■ **TO BE DONE**: Output each entry that follows exactly. Images stay out.

■ **AVAILABLE DATA**:
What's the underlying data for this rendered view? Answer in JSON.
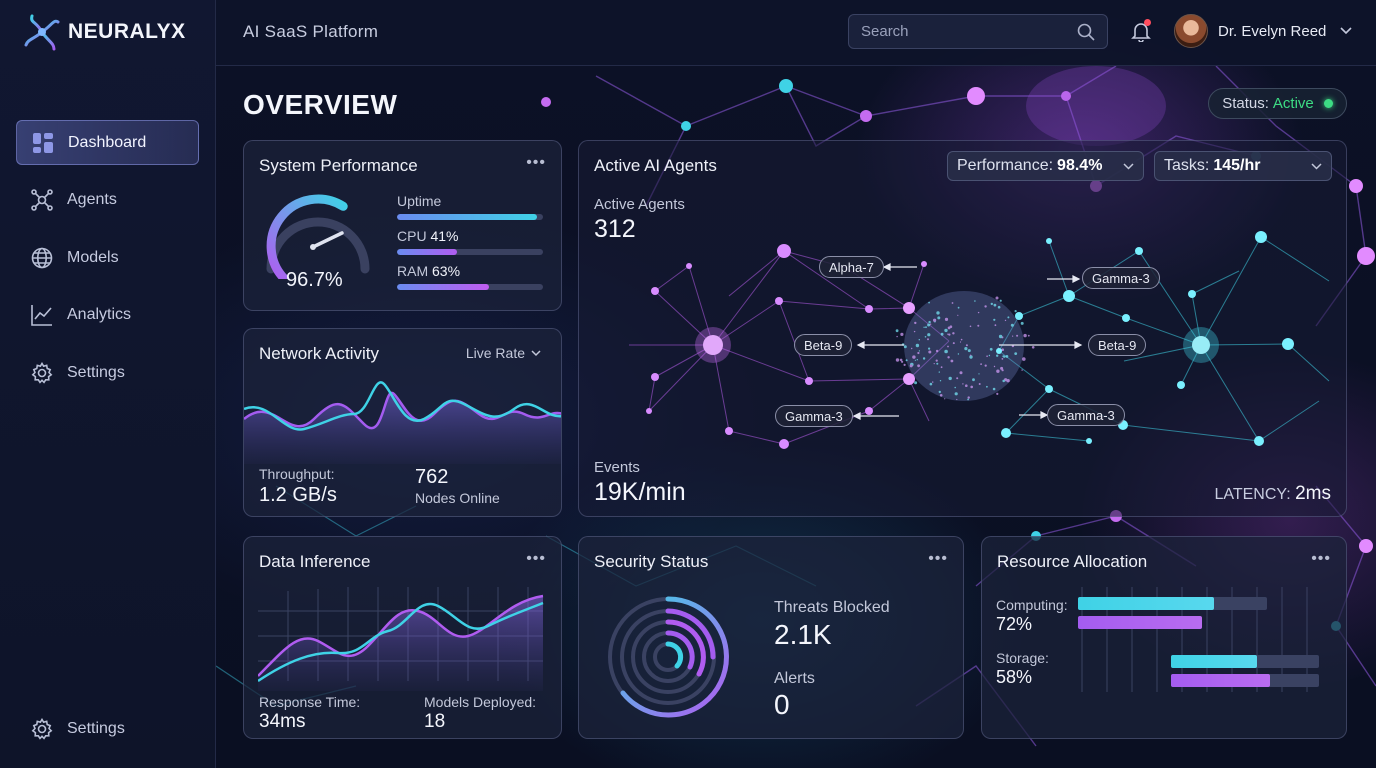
{
  "brand": {
    "name": "NEURALYX"
  },
  "header": {
    "subtitle": "AI SaaS Platform",
    "search_placeholder": "Search",
    "user_name": "Dr. Evelyn Reed"
  },
  "sidebar": {
    "items": [
      {
        "label": "Dashboard",
        "icon": "dashboard-icon",
        "active": true
      },
      {
        "label": "Agents",
        "icon": "agents-icon"
      },
      {
        "label": "Models",
        "icon": "globe-icon"
      },
      {
        "label": "Analytics",
        "icon": "chart-line-icon"
      },
      {
        "label": "Settings",
        "icon": "gear-icon"
      }
    ],
    "bottom": {
      "label": "Settings",
      "icon": "gear-icon"
    }
  },
  "main": {
    "title": "OVERVIEW",
    "status": {
      "label": "Status:",
      "value": "Active"
    }
  },
  "system_performance": {
    "title": "System Performance",
    "menu": "•••",
    "gauge_value": "96.7%",
    "gauge_fraction": 0.967,
    "metrics": [
      {
        "label": "Uptime",
        "value_text": "",
        "fraction": 0.96
      },
      {
        "label": "CPU",
        "value_text": "41%",
        "fraction": 0.41
      },
      {
        "label": "RAM",
        "value_text": "63%",
        "fraction": 0.63
      }
    ]
  },
  "network_activity": {
    "title": "Network Activity",
    "dropdown": "Live Rate",
    "throughput_label": "Throughput:",
    "throughput_value": "1.2 GB/s",
    "nodes_value": "762",
    "nodes_label": "Nodes Online"
  },
  "active_agents": {
    "title": "Active AI Agents",
    "performance_label": "Performance:",
    "performance_value": "98.4%",
    "tasks_label": "Tasks:",
    "tasks_value": "145/hr",
    "agents_label": "Active Agents",
    "agents_value": "312",
    "events_label": "Events",
    "events_value": "19K/min",
    "latency_label": "LATENCY:",
    "latency_value": "2ms",
    "node_labels": [
      "Alpha-7",
      "Beta-9",
      "Gamma-3",
      "Gamma-3",
      "Beta-9",
      "Gamma-3"
    ]
  },
  "data_inference": {
    "title": "Data Inference",
    "menu": "•••",
    "response_label": "Response Time:",
    "response_value": "34ms",
    "models_label": "Models Deployed:",
    "models_value": "18"
  },
  "security_status": {
    "title": "Security Status",
    "menu": "•••",
    "threats_label": "Threats Blocked",
    "threats_value": "2.1K",
    "alerts_label": "Alerts",
    "alerts_value": "0"
  },
  "resource_allocation": {
    "title": "Resource Allocation",
    "menu": "•••",
    "computing_label": "Computing:",
    "computing_value": "72%",
    "computing_fraction": 0.72,
    "storage_label": "Storage:",
    "storage_value": "58%",
    "storage_fraction": 0.58
  },
  "colors": {
    "cyan": "#3fd2e6",
    "purple": "#a45cf0",
    "status_green": "#3ddc84",
    "bg": "#0b1022"
  }
}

■ **SOLUTION TO THIS TASK**:
What's the underlying data for this rendered view? Answer in JSON.
{
  "brand": {
    "name": "NEURALYX"
  },
  "header": {
    "subtitle": "AI SaaS Platform",
    "search_placeholder": "Search",
    "user_name": "Dr. Evelyn Reed"
  },
  "sidebar": {
    "items": [
      {
        "label": "Dashboard",
        "icon": "dashboard-icon",
        "active": true
      },
      {
        "label": "Agents",
        "icon": "agents-icon"
      },
      {
        "label": "Models",
        "icon": "globe-icon"
      },
      {
        "label": "Analytics",
        "icon": "chart-line-icon"
      },
      {
        "label": "Settings",
        "icon": "gear-icon"
      }
    ],
    "bottom": {
      "label": "Settings",
      "icon": "gear-icon"
    }
  },
  "main": {
    "title": "OVERVIEW",
    "status": {
      "label": "Status:",
      "value": "Active"
    }
  },
  "system_performance": {
    "title": "System Performance",
    "menu": "•••",
    "gauge_value": "96.7%",
    "gauge_fraction": 0.967,
    "metrics": [
      {
        "label": "Uptime",
        "value_text": "",
        "fraction": 0.96
      },
      {
        "label": "CPU",
        "value_text": "41%",
        "fraction": 0.41
      },
      {
        "label": "RAM",
        "value_text": "63%",
        "fraction": 0.63
      }
    ]
  },
  "network_activity": {
    "title": "Network Activity",
    "dropdown": "Live Rate",
    "throughput_label": "Throughput:",
    "throughput_value": "1.2 GB/s",
    "nodes_value": "762",
    "nodes_label": "Nodes Online"
  },
  "active_agents": {
    "title": "Active AI Agents",
    "performance_label": "Performance:",
    "performance_value": "98.4%",
    "tasks_label": "Tasks:",
    "tasks_value": "145/hr",
    "agents_label": "Active Agents",
    "agents_value": "312",
    "events_label": "Events",
    "events_value": "19K/min",
    "latency_label": "LATENCY:",
    "latency_value": "2ms",
    "node_labels": [
      "Alpha-7",
      "Beta-9",
      "Gamma-3",
      "Gamma-3",
      "Beta-9",
      "Gamma-3"
    ]
  },
  "data_inference": {
    "title": "Data Inference",
    "menu": "•••",
    "response_label": "Response Time:",
    "response_value": "34ms",
    "models_label": "Models Deployed:",
    "models_value": "18"
  },
  "security_status": {
    "title": "Security Status",
    "menu": "•••",
    "threats_label": "Threats Blocked",
    "threats_value": "2.1K",
    "alerts_label": "Alerts",
    "alerts_value": "0"
  },
  "resource_allocation": {
    "title": "Resource Allocation",
    "menu": "•••",
    "computing_label": "Computing:",
    "computing_value": "72%",
    "computing_fraction": 0.72,
    "storage_label": "Storage:",
    "storage_value": "58%",
    "storage_fraction": 0.58
  },
  "colors": {
    "cyan": "#3fd2e6",
    "purple": "#a45cf0",
    "status_green": "#3ddc84",
    "bg": "#0b1022"
  }
}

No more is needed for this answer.